Records
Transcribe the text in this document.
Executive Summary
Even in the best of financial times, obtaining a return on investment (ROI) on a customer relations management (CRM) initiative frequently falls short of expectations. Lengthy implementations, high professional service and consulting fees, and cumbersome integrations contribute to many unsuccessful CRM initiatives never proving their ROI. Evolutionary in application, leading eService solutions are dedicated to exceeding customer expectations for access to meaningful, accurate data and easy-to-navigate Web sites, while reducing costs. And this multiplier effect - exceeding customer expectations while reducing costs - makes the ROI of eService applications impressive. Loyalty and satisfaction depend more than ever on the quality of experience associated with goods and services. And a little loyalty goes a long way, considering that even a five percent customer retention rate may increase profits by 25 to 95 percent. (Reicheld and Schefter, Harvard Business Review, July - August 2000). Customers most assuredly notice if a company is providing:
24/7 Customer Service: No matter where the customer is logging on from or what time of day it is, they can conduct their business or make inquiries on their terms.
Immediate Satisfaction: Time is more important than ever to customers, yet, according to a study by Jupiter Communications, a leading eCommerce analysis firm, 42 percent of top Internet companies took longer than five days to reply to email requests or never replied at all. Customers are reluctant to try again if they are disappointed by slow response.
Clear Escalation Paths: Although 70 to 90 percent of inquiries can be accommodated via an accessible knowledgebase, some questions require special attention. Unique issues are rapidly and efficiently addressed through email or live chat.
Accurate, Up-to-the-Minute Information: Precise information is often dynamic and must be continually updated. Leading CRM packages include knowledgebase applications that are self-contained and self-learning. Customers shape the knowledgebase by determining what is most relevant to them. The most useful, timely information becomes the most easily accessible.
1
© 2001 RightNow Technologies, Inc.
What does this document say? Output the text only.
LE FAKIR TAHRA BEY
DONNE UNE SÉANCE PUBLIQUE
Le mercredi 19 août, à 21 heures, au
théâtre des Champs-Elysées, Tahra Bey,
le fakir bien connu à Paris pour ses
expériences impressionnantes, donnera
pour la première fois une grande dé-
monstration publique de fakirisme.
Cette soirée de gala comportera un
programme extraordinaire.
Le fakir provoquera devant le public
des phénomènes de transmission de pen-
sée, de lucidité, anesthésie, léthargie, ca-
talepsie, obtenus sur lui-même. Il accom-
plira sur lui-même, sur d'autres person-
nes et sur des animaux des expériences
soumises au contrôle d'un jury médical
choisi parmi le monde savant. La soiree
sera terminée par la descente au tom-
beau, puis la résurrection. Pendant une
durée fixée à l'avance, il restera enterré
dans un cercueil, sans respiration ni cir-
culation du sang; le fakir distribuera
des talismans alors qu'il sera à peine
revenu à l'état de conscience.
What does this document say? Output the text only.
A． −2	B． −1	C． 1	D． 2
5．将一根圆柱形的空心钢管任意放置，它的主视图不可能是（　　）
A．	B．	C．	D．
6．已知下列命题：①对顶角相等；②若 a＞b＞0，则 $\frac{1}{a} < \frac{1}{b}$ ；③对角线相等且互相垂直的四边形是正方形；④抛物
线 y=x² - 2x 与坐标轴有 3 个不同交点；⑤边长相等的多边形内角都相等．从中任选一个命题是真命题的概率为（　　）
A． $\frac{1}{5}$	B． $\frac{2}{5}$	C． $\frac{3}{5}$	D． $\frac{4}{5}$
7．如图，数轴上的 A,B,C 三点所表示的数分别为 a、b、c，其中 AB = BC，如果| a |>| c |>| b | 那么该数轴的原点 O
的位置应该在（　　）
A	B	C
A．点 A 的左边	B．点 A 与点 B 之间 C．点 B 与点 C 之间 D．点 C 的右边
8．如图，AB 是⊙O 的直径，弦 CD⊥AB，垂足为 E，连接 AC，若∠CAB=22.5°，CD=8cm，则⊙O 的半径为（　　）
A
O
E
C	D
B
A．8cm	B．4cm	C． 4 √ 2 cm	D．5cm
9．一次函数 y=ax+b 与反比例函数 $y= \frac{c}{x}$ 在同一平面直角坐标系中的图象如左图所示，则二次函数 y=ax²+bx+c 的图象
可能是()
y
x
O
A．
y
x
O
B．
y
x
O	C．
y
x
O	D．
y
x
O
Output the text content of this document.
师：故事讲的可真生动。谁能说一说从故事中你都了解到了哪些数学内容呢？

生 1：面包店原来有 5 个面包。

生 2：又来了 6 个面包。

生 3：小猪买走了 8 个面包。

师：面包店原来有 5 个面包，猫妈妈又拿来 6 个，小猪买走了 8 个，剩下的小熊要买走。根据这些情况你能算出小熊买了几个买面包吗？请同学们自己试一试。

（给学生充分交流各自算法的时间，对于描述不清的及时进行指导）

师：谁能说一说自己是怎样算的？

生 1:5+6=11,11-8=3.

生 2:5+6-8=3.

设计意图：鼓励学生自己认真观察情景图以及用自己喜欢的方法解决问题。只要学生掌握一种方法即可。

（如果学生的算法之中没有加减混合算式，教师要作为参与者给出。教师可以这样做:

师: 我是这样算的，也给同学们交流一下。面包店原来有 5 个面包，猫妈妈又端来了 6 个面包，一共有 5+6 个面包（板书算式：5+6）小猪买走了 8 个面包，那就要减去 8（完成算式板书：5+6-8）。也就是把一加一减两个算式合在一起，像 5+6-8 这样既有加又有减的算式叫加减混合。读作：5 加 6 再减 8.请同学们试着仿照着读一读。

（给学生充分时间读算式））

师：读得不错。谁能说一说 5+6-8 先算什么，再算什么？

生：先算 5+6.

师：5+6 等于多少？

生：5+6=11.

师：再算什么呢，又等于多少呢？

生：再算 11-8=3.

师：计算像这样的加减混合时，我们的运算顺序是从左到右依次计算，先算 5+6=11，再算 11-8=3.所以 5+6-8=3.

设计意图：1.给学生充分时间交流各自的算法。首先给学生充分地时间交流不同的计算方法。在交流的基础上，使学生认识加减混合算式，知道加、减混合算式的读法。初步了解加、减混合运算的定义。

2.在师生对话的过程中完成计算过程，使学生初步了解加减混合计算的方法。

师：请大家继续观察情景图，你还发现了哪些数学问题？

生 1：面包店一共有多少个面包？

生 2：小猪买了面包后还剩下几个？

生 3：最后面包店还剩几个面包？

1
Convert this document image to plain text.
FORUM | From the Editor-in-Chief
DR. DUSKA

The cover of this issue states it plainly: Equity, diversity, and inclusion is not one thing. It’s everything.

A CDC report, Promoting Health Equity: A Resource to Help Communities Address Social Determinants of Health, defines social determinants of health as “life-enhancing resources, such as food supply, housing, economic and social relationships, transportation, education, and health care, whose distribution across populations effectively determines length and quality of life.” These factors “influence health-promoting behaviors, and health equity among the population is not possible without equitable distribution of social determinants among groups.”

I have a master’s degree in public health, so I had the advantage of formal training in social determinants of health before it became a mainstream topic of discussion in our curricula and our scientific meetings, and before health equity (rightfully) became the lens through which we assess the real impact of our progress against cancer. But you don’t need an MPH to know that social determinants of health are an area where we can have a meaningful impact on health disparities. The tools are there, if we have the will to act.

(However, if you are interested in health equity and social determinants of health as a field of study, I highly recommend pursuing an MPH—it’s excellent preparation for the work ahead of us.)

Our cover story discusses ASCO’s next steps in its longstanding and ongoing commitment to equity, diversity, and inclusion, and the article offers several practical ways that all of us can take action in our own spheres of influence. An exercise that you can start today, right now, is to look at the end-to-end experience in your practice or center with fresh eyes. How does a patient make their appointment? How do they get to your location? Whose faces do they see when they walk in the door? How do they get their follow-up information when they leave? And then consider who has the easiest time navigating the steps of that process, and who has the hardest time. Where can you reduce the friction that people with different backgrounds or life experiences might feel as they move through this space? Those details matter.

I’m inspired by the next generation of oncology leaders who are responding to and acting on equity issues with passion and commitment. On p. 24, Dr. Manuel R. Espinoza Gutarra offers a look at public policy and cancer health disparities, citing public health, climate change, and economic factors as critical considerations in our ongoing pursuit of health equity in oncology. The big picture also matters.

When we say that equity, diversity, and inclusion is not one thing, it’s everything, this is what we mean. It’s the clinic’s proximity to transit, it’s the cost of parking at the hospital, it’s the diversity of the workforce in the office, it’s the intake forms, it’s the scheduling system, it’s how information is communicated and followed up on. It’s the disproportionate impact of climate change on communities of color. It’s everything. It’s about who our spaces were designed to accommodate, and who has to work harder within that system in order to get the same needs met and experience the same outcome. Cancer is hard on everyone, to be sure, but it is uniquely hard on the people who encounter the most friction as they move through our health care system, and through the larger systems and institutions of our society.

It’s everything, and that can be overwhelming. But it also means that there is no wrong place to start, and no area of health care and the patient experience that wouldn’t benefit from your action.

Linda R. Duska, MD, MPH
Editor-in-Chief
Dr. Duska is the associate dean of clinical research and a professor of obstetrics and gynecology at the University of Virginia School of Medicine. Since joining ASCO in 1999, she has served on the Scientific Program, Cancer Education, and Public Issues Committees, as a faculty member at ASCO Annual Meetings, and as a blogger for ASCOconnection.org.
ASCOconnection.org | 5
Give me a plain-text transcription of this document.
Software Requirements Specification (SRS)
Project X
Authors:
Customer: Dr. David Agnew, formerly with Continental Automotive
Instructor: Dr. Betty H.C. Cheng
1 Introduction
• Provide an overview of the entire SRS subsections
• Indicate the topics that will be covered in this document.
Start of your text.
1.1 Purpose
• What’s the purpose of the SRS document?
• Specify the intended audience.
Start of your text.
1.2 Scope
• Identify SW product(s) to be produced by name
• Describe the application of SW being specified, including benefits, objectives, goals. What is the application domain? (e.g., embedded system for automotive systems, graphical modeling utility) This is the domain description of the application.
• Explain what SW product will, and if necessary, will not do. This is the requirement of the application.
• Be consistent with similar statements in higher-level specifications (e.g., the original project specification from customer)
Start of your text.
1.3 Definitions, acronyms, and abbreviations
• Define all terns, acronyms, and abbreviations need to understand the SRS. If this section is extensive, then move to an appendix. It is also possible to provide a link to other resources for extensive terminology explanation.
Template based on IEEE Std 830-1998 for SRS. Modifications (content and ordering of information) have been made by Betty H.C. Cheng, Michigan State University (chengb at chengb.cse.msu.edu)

Exercise requirements
Pull out each line holding the string "Cheng".

In response
Instructor: Dr. Betty H.C. Cheng
Template based on IEEE Std 830-1998 for SRS. Modifications (content and ordering of information) have been made by Betty H.C. Cheng, Michigan State University (chengb at chengb.cse.msu.edu)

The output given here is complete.